- [STORED RECORDS]
• • • • • • •

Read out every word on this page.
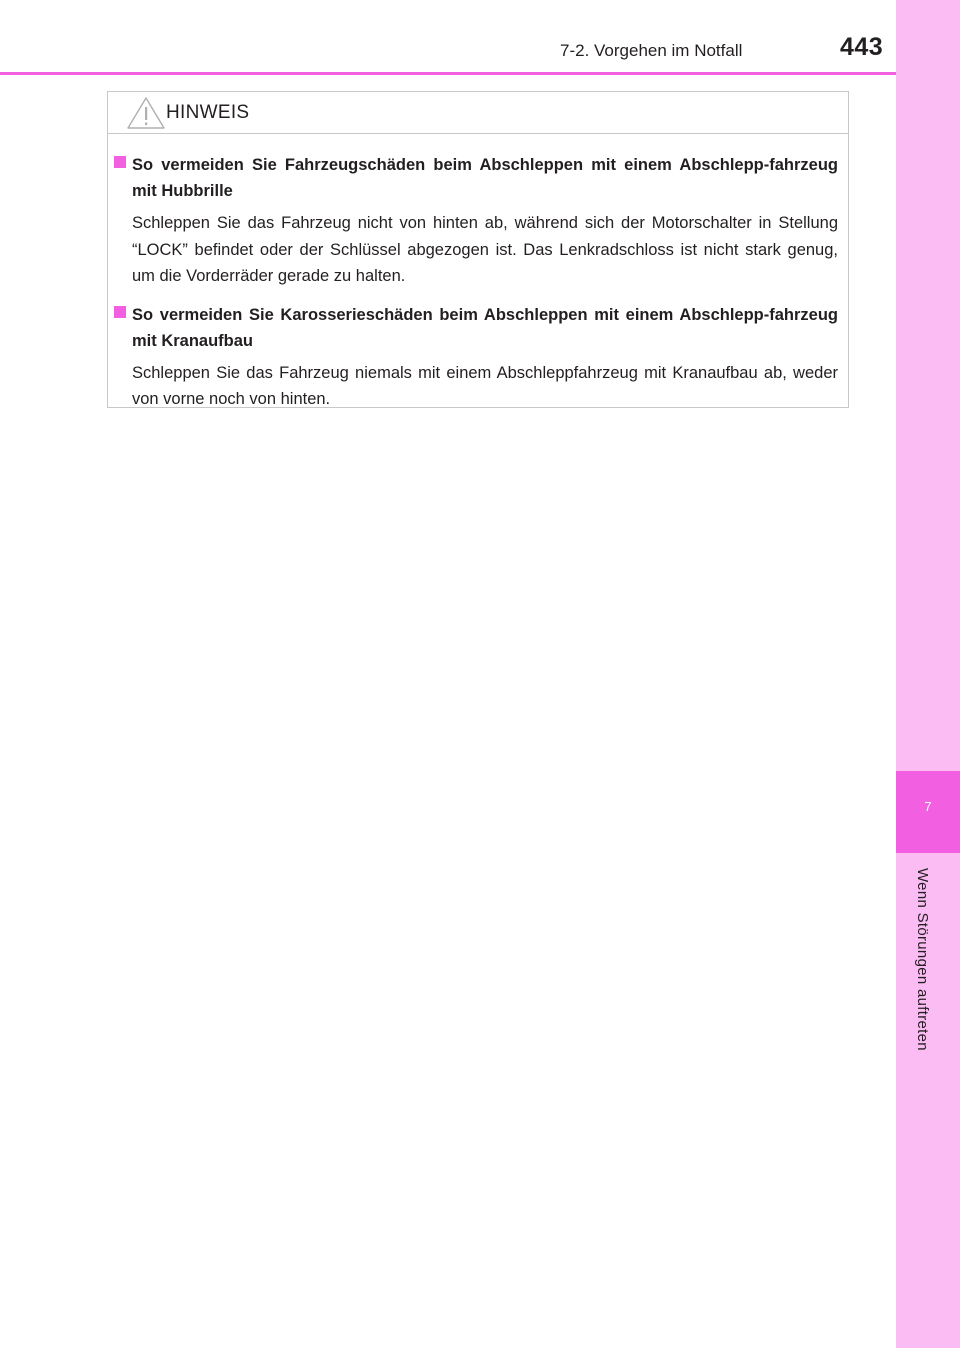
7
Wenn Störungen auftreten
7-2. Vorgehen im Notfall	443
HINWEIS
So vermeiden Sie Fahrzeugschäden beim Abschleppen mit einem Abschlepp-fahrzeug mit Hubbrille
Schleppen Sie das Fahrzeug nicht von hinten ab, während sich der Motorschalter in Stellung “LOCK” befindet oder der Schlüssel abgezogen ist. Das Lenkradschloss ist nicht stark genug, um die Vorderräder gerade zu halten.
So vermeiden Sie Karosserieschäden beim Abschleppen mit einem Abschlepp-fahrzeug mit Kranaufbau
Schleppen Sie das Fahrzeug niemals mit einem Abschleppfahrzeug mit Kranaufbau ab, weder von vorne noch von hinten.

• • • • • • •

- [GOAL] Omit the images and transcribe all of the records above word for word.

- [SOLUTION]
Read out every word on this page.
7
Wenn Störungen auftreten
7-2. Vorgehen im Notfall	443
HINWEIS
So vermeiden Sie Fahrzeugschäden beim Abschleppen mit einem Abschlepp-fahrzeug mit Hubbrille
Schleppen Sie das Fahrzeug nicht von hinten ab, während sich der Motorschalter in Stellung “LOCK” befindet oder der Schlüssel abgezogen ist. Das Lenkradschloss ist nicht stark genug, um die Vorderräder gerade zu halten.
So vermeiden Sie Karosserieschäden beim Abschleppen mit einem Abschlepp-fahrzeug mit Kranaufbau
Schleppen Sie das Fahrzeug niemals mit einem Abschleppfahrzeug mit Kranaufbau ab, weder von vorne noch von hinten.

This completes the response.